───── DATA EXTRACT

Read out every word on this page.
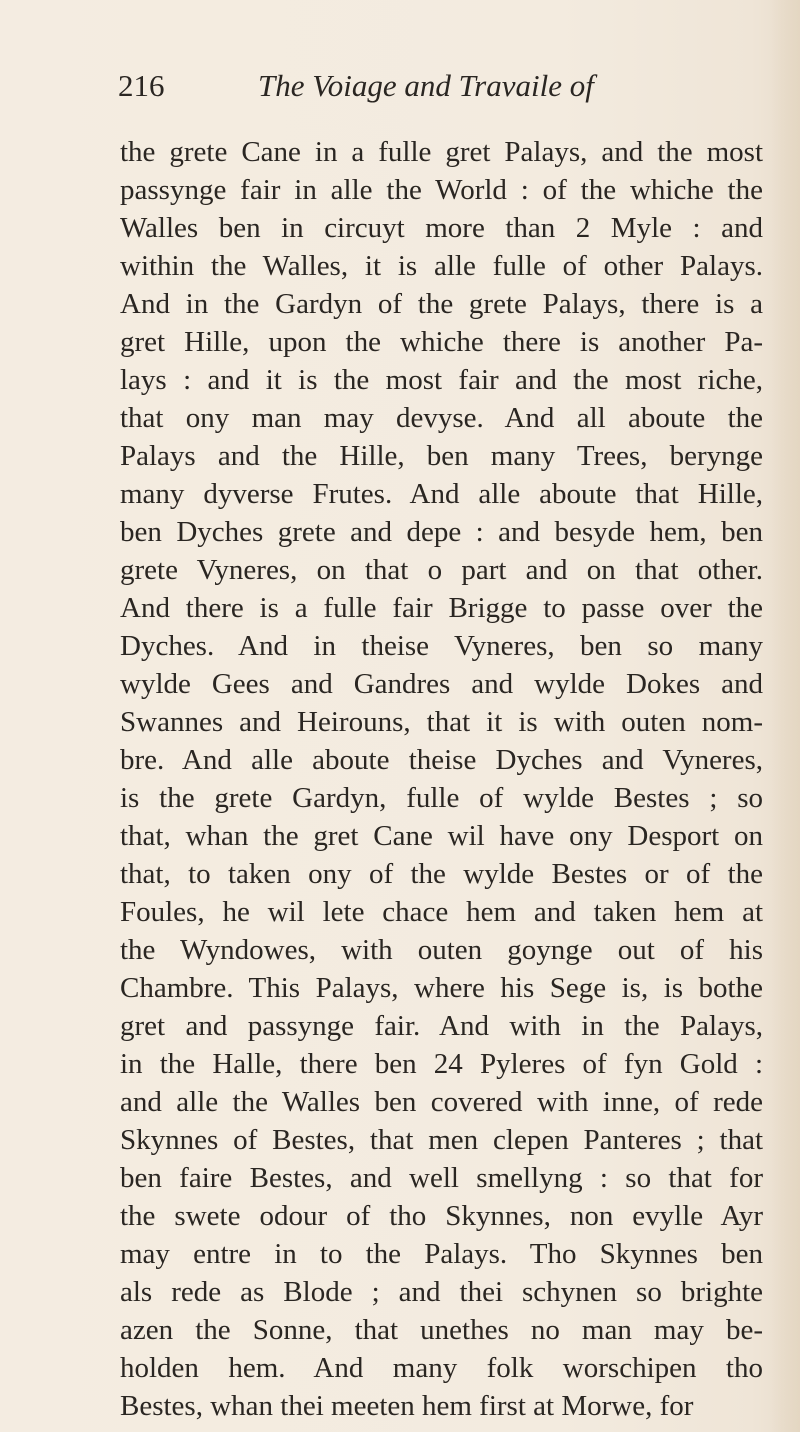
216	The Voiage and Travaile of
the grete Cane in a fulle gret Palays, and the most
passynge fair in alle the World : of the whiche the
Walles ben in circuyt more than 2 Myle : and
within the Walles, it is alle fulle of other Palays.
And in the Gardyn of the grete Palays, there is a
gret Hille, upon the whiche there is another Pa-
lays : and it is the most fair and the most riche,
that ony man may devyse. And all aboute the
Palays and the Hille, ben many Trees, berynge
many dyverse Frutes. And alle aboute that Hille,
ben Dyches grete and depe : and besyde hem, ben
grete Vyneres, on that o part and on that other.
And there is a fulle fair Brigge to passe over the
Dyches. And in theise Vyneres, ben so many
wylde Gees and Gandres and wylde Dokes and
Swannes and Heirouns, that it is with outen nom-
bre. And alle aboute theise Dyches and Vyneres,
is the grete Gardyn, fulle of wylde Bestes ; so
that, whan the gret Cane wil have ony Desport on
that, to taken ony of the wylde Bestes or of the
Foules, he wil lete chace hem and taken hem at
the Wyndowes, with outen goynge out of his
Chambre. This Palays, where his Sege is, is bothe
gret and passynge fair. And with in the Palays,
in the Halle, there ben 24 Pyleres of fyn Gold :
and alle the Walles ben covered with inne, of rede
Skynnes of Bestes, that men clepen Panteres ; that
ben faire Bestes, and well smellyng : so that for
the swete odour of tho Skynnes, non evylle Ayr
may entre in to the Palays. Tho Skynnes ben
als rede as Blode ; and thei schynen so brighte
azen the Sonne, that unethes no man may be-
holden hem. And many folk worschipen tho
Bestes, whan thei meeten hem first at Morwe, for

──────────
───── DATA EXTRACT

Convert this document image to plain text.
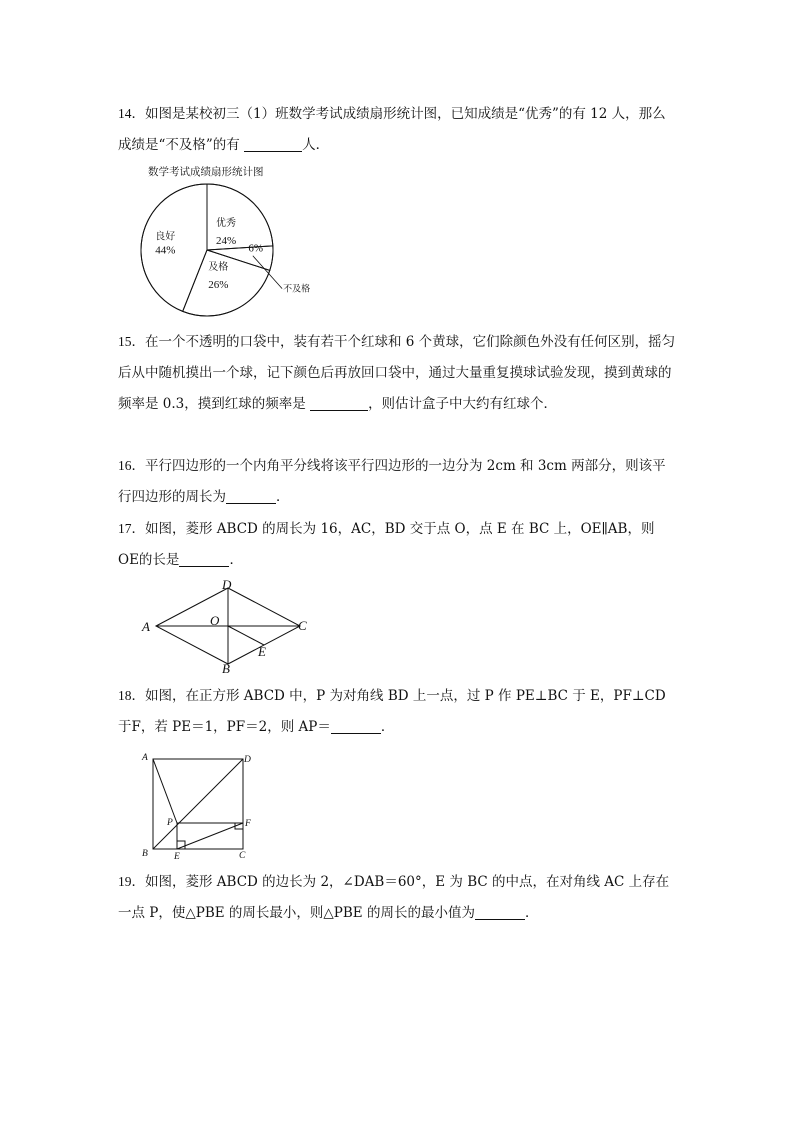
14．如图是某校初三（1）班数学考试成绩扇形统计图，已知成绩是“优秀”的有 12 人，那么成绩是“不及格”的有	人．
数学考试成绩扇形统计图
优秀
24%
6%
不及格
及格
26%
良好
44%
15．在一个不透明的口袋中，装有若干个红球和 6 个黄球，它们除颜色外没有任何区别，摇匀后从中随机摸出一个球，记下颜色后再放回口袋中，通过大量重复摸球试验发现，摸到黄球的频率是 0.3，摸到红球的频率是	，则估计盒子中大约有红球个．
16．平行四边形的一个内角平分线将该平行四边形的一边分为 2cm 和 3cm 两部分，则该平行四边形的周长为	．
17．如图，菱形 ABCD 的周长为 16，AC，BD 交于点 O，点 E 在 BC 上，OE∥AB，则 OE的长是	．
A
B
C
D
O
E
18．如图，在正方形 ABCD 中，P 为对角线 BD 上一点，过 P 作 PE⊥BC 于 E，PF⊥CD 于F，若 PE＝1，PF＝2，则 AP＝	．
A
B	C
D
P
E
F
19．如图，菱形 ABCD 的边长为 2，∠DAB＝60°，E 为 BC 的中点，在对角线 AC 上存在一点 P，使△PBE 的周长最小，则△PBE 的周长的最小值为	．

──────────
───── DATA EXTRACT

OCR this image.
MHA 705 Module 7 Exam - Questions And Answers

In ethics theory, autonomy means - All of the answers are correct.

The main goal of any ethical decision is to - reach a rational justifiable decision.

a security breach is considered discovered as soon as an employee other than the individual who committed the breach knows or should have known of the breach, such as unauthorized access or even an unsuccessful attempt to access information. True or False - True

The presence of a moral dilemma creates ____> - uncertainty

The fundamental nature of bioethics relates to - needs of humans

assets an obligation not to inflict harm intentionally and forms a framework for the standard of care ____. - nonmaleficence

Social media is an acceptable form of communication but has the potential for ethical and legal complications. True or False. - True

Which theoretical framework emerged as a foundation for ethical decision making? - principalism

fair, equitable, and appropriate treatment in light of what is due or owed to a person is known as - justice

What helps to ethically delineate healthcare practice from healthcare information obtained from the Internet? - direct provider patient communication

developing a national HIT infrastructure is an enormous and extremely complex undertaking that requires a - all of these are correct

──────────

-- EXERCISE AIM --
Filter the entries and copy out every line with the word "Vyneres".

-- EXERCISE ANSWER --
grete Vyneres, on that o part and on that other.
Dyches. And in theise Vyneres, ben so many
bre. And alle aboute theise Dyches and Vyneres,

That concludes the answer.